— BEGIN —

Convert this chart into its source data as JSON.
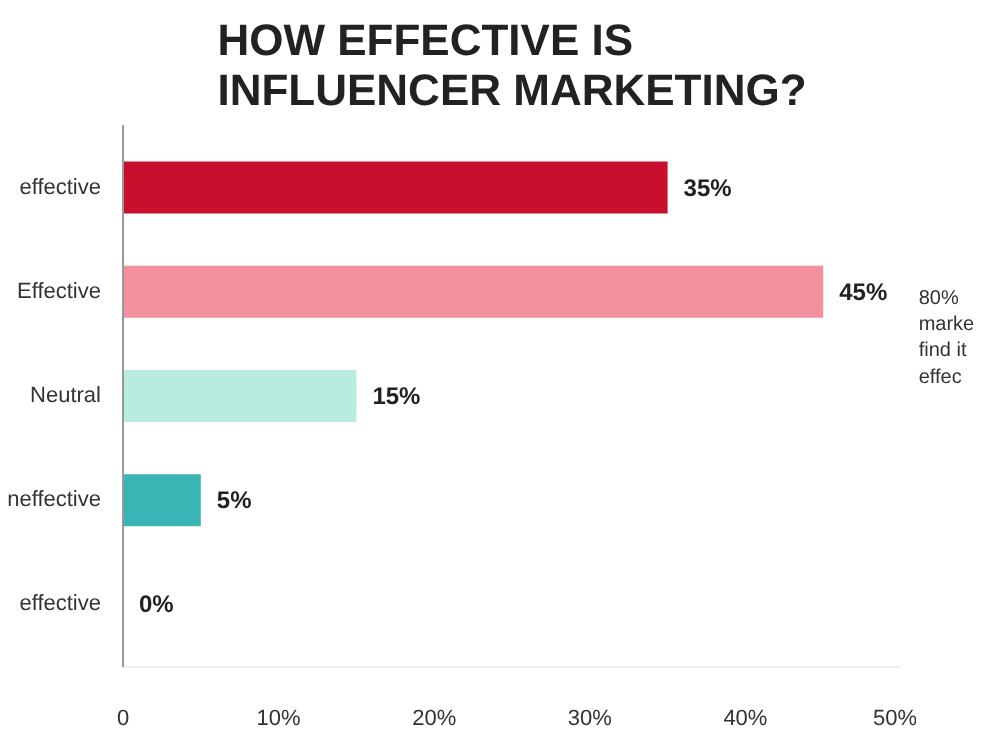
{
  "chart_data": {
    "type": "bar",
    "orientation": "horizontal",
    "title": "HOW EFFECTIVE IS\nINFLUENCER MARKETING?",
    "categories": [
      "effective",
      "Effective",
      "Neutral",
      "neffective",
      "effective"
    ],
    "values": [
      35,
      45,
      15,
      5,
      0
    ],
    "colors": [
      "#c8102e",
      "#f4919f",
      "#b8ece0",
      "#3ab5b5",
      "#3ab5b5"
    ],
    "value_labels": [
      "35%",
      "45%",
      "15%",
      "5%",
      "0%"
    ],
    "xlim": [
      0,
      50
    ],
    "xticks": [
      0,
      {
        "value": 10,
        "label": "10%"
      },
      {
        "value": 20,
        "label": "20%"
      },
      {
        "value": 30,
        "label": "30%"
      },
      {
        "value": 40,
        "label": "40%"
      },
      {
        "value": 50,
        "label": "50%"
      }
    ],
    "grid": false,
    "annotations": [
      "80%\nmarke\nfind it\neffec"
    ]
  }
}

— END —

Leave the images out and output the remaining material exactly as it stands.

Convert this chart into its source data as JSON.
{
  "chart_data": {
    "type": "bar",
    "orientation": "horizontal",
    "title": "HOW EFFECTIVE IS\nINFLUENCER MARKETING?",
    "categories": [
      "effective",
      "Effective",
      "Neutral",
      "neffective",
      "effective"
    ],
    "values": [
      35,
      45,
      15,
      5,
      0
    ],
    "colors": [
      "#c8102e",
      "#f4919f",
      "#b8ece0",
      "#3ab5b5",
      "#3ab5b5"
    ],
    "value_labels": [
      "35%",
      "45%",
      "15%",
      "5%",
      "0%"
    ],
    "xlim": [
      0,
      50
    ],
    "xticks": [
      0,
      {
        "value": 10,
        "label": "10%"
      },
      {
        "value": 20,
        "label": "20%"
      },
      {
        "value": 30,
        "label": "30%"
      },
      {
        "value": 40,
        "label": "40%"
      },
      {
        "value": 50,
        "label": "50%"
      }
    ],
    "grid": false,
    "annotations": [
      "80%\nmarke\nfind it\neffec"
    ]
  }
}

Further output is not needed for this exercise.